Of the lines below, count those containing the word "przedsiębiorców". Reply with the number alone.
* Begin DATASET ROWS *
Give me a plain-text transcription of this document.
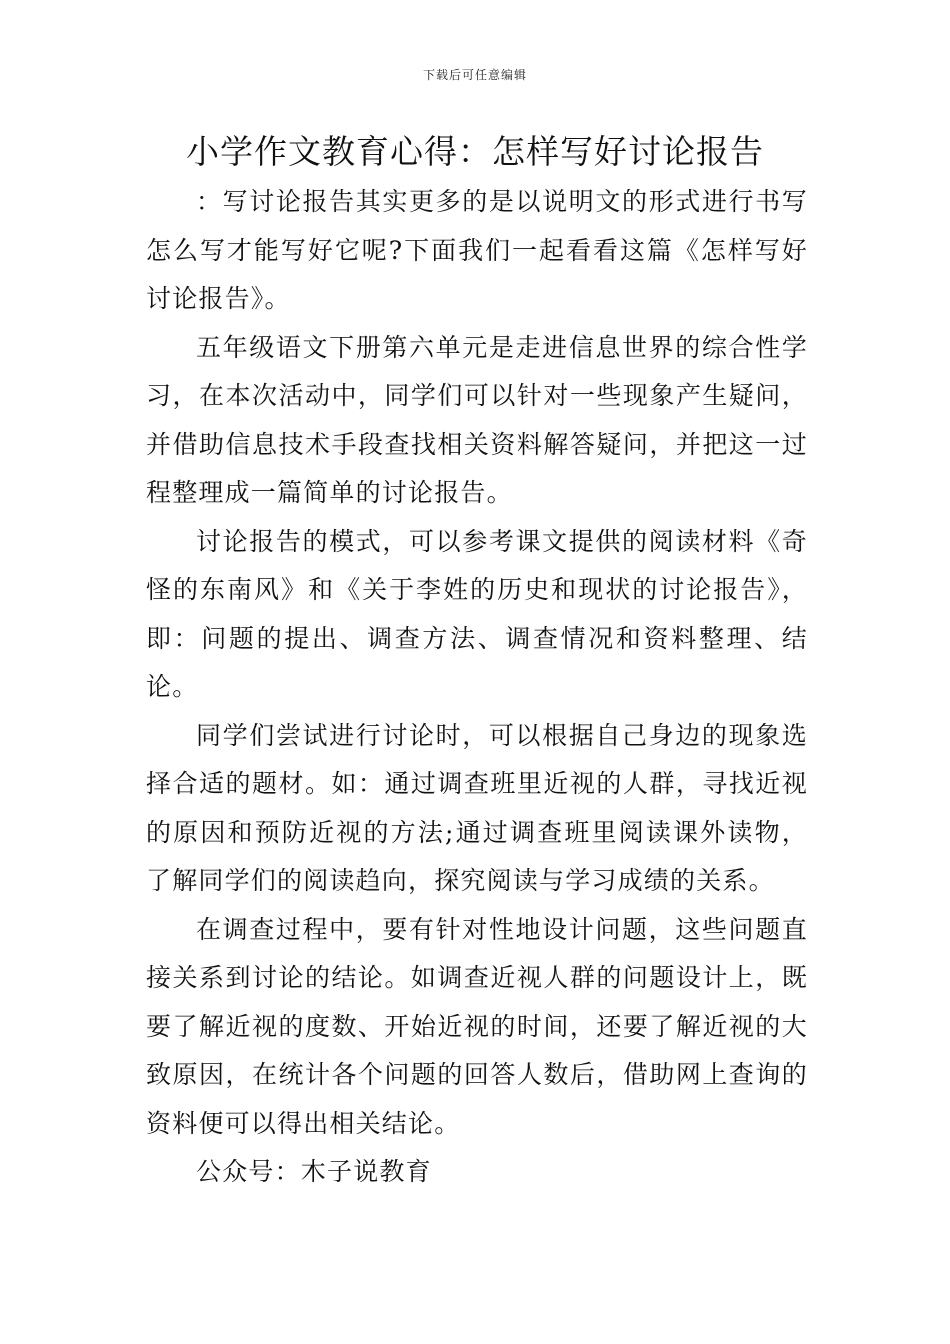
下载后可任意编辑
小学作文教育心得：怎样写好讨论报告

：写讨论报告其实更多的是以说明文的形式进行书写怎么写才能写好它呢?下面我们一起看看这篇《怎样写好讨论报告》。

五年级语文下册第六单元是走进信息世界的综合性学习，在本次活动中，同学们可以针对一些现象产生疑问，并借助信息技术手段查找相关资料解答疑问，并把这一过程整理成一篇简单的讨论报告。

讨论报告的模式，可以参考课文提供的阅读材料《奇怪的东南风》和《关于李姓的历史和现状的讨论报告》，即：问题的提出、调查方法、调查情况和资料整理、结论。

同学们尝试进行讨论时，可以根据自己身边的现象选择合适的题材。如：通过调查班里近视的人群，寻找近视的原因和预防近视的方法;通过调查班里阅读课外读物，了解同学们的阅读趋向，探究阅读与学习成绩的关系。

在调查过程中，要有针对性地设计问题，这些问题直接关系到讨论的结论。如调查近视人群的问题设计上，既要了解近视的度数、开始近视的时间，还要了解近视的大致原因，在统计各个问题的回答人数后，借助网上查询的资料便可以得出相关结论。

公众号：木子说教育
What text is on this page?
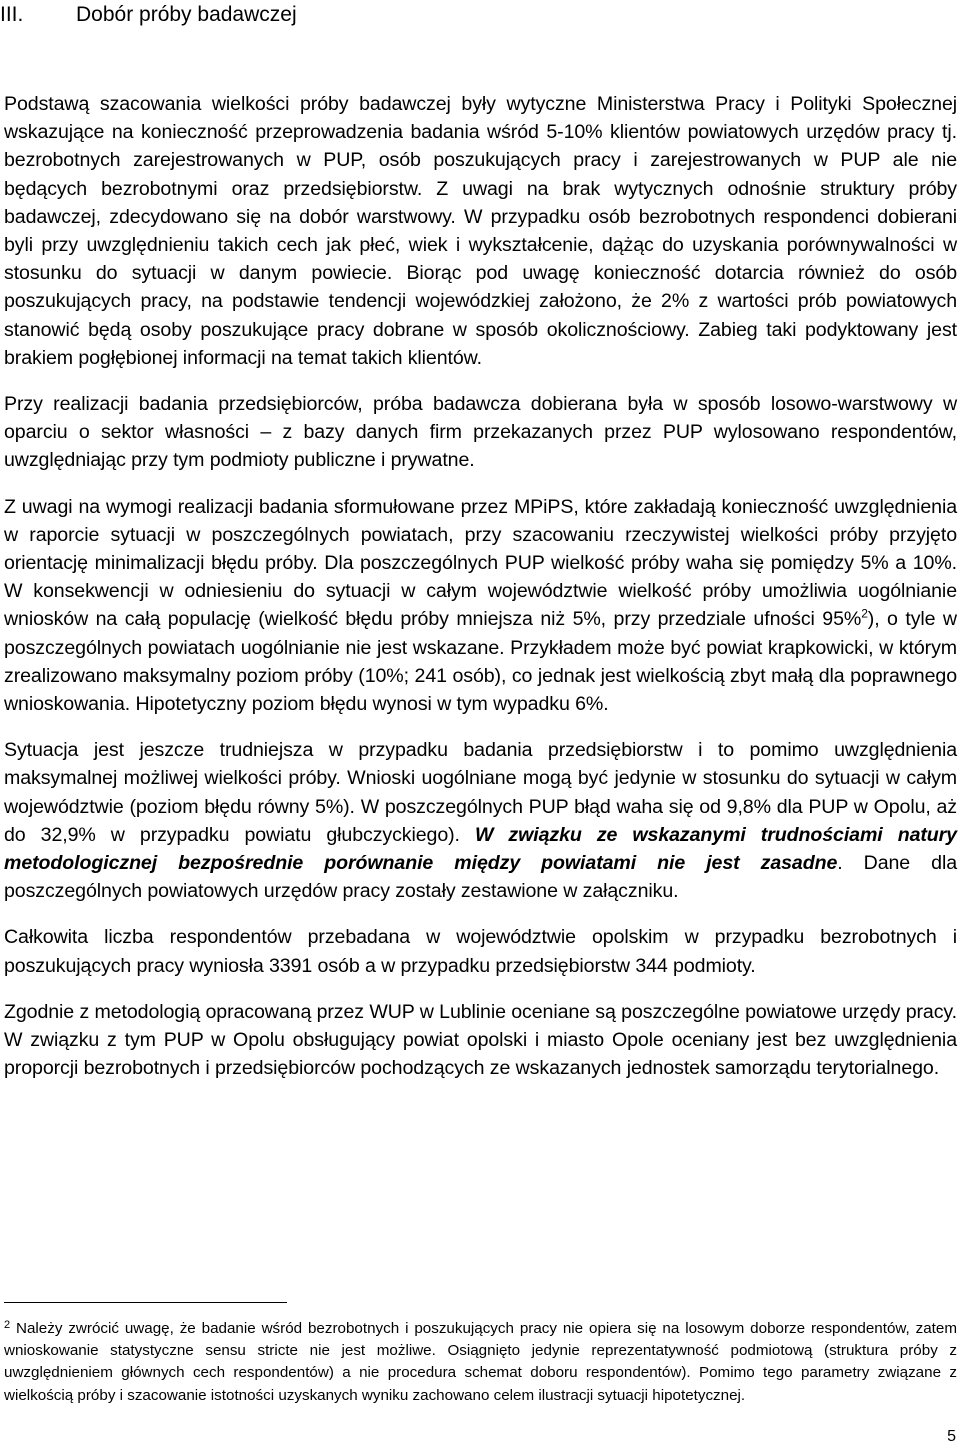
III.	Dobór próby badawczej

Podstawą szacowania wielkości próby badawczej były wytyczne Ministerstwa Pracy i Polityki Społecznej wskazujące na konieczność przeprowadzenia badania wśród 5-10% klientów powiatowych urzędów pracy tj. bezrobotnych zarejestrowanych w PUP, osób poszukujących pracy i zarejestrowanych w PUP ale nie będących bezrobotnymi oraz przedsiębiorstw. Z uwagi na brak wytycznych odnośnie struktury próby badawczej, zdecydowano się na dobór warstwowy. W przypadku osób bezrobotnych respondenci dobierani byli przy uwzględnieniu takich cech jak płeć, wiek i wykształcenie, dążąc do uzyskania porównywalności w stosunku do sytuacji w danym powiecie. Biorąc pod uwagę konieczność dotarcia również do osób poszukujących pracy, na podstawie tendencji wojewódzkiej założono, że 2% z wartości prób powiatowych stanowić będą osoby poszukujące pracy dobrane w sposób okolicznościowy. Zabieg taki podyktowany jest brakiem pogłębionej informacji na temat takich klientów.

Przy realizacji badania przedsiębiorców, próba badawcza dobierana była w sposób losowo-warstwowy w oparciu o sektor własności – z bazy danych firm przekazanych przez PUP wylosowano respondentów, uwzględniając przy tym podmioty publiczne i prywatne.

Z uwagi na wymogi realizacji badania sformułowane przez MPiPS, które zakładają konieczność uwzględnienia w raporcie sytuacji w poszczególnych powiatach, przy szacowaniu rzeczywistej wielkości próby przyjęto orientację minimalizacji błędu próby. Dla poszczególnych PUP wielkość próby waha się pomiędzy 5% a 10%. W konsekwencji w odniesieniu do sytuacji w całym województwie wielkość próby umożliwia uogólnianie wniosków na całą populację (wielkość błędu próby mniejsza niż 5%, przy przedziale ufności 95%$^2$), o tyle w poszczególnych powiatach uogólnianie nie jest wskazane. Przykładem może być powiat krapkowicki, w którym zrealizowano maksymalny poziom próby (10%; 241 osób), co jednak jest wielkością zbyt małą dla poprawnego wnioskowania. Hipotetyczny poziom błędu wynosi w tym wypadku 6%.

Sytuacja jest jeszcze trudniejsza w przypadku badania przedsiębiorstw i to pomimo uwzględnienia maksymalnej możliwej wielkości próby. Wnioski uogólniane mogą być jedynie w stosunku do sytuacji w całym województwie (poziom błędu równy 5%). W poszczególnych PUP błąd waha się od 9,8% dla PUP w Opolu, aż do 32,9% w przypadku powiatu głubczyckiego). W związku ze wskazanymi trudnościami natury metodologicznej bezpośrednie porównanie między powiatami nie jest zasadne. Dane dla poszczególnych powiatowych urzędów pracy zostały zestawione w załączniku.

Całkowita liczba respondentów przebadana w województwie opolskim w przypadku bezrobotnych i poszukujących pracy wyniosła 3391 osób a w przypadku przedsiębiorstw 344 podmioty.

Zgodnie z metodologią opracowaną przez WUP w Lublinie oceniane są poszczególne powiatowe urzędy pracy. W związku z tym PUP w Opolu obsługujący powiat opolski i miasto Opole oceniany jest bez uwzględnienia proporcji bezrobotnych i przedsiębiorców pochodzących ze wskazanych jednostek samorządu terytorialnego.

$^2$ Należy zwrócić uwagę, że badanie wśród bezrobotnych i poszukujących pracy nie opiera się na losowym doborze respondentów, zatem wnioskowanie statystyczne sensu stricte nie jest możliwe. Osiągnięto jedynie reprezentatywność podmiotową (struktura próby z uwzględnieniem głównych cech respondentów) a nie procedura schemat doboru respondentów). Pomimo tego parametry związane z wielkością próby i szacowanie istotności uzyskanych wyniku zachowano celem ilustracji sytuacji hipotetycznej.

5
* End DATASET ROWS *
ANSWER BELOW: 2